The problem: Lines that contain the string "Alfa" are to be copied; leave out all others.

Entries supplied:
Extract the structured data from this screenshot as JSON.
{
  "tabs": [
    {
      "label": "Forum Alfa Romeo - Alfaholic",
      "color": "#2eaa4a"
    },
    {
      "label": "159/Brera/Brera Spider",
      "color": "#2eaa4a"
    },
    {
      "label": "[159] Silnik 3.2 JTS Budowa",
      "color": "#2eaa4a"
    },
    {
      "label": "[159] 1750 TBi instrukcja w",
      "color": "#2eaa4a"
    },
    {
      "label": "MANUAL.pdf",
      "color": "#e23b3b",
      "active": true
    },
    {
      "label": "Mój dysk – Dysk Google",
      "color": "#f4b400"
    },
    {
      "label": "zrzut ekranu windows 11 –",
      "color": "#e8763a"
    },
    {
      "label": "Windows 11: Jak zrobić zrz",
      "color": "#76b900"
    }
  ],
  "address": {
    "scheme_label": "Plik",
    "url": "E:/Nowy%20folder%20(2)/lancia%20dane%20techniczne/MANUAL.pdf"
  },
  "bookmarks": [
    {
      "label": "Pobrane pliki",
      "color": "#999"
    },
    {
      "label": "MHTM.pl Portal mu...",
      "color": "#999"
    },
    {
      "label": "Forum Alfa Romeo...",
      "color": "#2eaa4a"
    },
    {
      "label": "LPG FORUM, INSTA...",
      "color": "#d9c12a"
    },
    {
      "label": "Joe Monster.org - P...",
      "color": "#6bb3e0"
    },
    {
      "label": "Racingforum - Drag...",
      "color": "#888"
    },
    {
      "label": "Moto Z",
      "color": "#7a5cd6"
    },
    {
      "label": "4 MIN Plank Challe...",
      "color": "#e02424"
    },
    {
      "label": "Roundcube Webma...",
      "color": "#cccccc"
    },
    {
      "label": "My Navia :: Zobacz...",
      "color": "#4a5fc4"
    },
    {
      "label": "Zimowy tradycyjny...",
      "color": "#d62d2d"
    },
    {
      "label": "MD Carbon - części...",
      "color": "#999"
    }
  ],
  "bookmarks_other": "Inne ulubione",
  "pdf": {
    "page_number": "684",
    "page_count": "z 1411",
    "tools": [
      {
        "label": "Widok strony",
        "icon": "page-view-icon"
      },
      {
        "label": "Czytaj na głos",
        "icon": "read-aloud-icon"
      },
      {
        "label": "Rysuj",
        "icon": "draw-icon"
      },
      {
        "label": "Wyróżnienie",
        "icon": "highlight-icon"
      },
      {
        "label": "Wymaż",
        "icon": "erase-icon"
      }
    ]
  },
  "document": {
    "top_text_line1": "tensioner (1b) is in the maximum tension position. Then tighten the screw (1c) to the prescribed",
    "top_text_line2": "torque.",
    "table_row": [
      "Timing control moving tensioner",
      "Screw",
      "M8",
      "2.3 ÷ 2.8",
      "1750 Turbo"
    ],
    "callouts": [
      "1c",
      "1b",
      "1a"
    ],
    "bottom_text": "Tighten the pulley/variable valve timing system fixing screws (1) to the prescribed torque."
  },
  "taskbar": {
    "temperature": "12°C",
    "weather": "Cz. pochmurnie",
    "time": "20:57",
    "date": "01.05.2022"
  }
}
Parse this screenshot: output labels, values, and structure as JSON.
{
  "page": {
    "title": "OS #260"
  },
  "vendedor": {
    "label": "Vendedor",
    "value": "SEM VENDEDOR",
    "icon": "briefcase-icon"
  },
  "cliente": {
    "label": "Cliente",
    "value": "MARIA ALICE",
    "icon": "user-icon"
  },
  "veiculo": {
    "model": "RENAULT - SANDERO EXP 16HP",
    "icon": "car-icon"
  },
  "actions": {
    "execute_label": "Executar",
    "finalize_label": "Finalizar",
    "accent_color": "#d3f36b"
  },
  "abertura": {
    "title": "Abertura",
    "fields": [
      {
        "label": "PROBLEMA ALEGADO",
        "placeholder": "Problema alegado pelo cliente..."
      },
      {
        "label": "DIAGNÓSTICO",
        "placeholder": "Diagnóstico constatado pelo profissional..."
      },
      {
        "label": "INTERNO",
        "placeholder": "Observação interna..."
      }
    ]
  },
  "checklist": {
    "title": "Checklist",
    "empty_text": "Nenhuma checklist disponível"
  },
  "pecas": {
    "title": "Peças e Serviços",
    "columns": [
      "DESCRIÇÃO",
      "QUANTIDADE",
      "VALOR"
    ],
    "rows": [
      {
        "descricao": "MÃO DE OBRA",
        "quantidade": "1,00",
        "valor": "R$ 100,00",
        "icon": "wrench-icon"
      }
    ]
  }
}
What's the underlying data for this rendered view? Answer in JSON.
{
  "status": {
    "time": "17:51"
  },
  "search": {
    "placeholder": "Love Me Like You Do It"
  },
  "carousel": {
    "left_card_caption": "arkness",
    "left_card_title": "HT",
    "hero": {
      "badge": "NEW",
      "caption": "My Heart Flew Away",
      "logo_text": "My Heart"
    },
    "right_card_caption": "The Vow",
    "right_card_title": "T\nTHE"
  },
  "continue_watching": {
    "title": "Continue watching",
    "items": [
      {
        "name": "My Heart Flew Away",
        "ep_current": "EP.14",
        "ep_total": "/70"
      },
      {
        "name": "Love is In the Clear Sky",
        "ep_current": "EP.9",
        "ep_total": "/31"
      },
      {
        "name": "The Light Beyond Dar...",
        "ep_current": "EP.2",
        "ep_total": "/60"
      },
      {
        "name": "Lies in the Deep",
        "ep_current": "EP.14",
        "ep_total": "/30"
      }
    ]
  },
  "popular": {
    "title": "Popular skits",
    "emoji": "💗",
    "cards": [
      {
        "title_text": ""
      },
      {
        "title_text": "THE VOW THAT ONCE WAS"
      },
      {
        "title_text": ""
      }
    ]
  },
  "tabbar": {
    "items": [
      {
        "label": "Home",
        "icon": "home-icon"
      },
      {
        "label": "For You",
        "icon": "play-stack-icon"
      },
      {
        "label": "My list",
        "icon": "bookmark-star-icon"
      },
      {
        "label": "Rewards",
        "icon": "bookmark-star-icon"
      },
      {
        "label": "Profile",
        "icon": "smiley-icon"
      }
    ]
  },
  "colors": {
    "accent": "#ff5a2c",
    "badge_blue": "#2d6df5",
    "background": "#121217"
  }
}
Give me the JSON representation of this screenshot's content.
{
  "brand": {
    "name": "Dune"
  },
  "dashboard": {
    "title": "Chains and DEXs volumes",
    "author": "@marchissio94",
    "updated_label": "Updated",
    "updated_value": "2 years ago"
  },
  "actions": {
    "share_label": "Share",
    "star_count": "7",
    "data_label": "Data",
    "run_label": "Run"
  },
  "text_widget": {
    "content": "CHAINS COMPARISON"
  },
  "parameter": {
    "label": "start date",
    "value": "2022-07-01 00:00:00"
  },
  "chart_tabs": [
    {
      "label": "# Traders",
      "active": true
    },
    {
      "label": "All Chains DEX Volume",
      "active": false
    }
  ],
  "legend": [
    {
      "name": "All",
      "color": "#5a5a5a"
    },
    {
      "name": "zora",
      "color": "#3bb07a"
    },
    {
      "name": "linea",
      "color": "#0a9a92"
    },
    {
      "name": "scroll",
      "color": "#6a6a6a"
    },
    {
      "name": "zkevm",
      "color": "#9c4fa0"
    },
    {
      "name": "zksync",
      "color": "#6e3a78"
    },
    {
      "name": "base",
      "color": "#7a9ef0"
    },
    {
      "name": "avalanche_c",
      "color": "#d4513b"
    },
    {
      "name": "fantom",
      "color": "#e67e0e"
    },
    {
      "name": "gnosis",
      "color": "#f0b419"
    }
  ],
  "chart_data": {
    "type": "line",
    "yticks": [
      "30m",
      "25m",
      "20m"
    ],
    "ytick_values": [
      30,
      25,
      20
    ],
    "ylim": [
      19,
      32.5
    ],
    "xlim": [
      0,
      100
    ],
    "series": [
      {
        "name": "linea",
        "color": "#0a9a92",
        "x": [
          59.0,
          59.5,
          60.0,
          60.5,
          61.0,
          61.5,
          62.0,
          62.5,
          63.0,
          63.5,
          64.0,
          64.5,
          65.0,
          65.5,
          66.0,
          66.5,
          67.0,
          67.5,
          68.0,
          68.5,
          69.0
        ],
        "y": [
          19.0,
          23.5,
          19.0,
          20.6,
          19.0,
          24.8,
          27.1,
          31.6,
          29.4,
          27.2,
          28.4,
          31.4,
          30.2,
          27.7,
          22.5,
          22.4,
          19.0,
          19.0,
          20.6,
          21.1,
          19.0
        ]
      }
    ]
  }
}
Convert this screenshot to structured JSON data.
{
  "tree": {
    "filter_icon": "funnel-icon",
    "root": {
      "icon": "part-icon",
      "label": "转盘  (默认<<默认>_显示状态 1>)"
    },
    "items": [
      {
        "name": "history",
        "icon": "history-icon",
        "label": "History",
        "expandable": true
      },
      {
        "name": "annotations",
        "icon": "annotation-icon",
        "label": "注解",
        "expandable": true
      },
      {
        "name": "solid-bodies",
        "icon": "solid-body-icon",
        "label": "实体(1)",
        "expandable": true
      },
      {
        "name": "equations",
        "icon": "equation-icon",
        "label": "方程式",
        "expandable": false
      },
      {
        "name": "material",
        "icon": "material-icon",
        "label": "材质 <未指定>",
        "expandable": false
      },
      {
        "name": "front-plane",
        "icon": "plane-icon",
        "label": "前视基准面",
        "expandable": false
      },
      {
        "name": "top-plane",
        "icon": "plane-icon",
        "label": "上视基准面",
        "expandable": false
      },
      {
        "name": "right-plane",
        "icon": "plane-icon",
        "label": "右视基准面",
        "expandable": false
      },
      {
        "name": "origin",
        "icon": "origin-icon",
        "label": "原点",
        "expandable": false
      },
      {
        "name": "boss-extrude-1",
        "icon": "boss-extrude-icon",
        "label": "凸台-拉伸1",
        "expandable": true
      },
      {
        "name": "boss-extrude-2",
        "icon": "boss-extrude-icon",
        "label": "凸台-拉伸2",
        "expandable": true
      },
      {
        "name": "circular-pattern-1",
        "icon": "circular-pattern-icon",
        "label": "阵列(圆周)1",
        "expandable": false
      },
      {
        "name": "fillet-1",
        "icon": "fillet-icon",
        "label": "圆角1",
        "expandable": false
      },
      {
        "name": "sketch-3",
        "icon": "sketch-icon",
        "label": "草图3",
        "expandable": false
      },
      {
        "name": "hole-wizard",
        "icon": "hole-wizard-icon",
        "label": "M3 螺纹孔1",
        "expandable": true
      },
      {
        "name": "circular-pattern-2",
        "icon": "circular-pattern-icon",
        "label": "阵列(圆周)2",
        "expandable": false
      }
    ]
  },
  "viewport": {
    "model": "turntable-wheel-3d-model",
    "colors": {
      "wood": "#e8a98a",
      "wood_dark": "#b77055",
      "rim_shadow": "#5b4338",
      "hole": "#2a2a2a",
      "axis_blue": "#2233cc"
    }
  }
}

Answer to this task:
      "label": "Forum Alfa Romeo - Alfaholic",
      "label": "Forum Alfa Romeo...",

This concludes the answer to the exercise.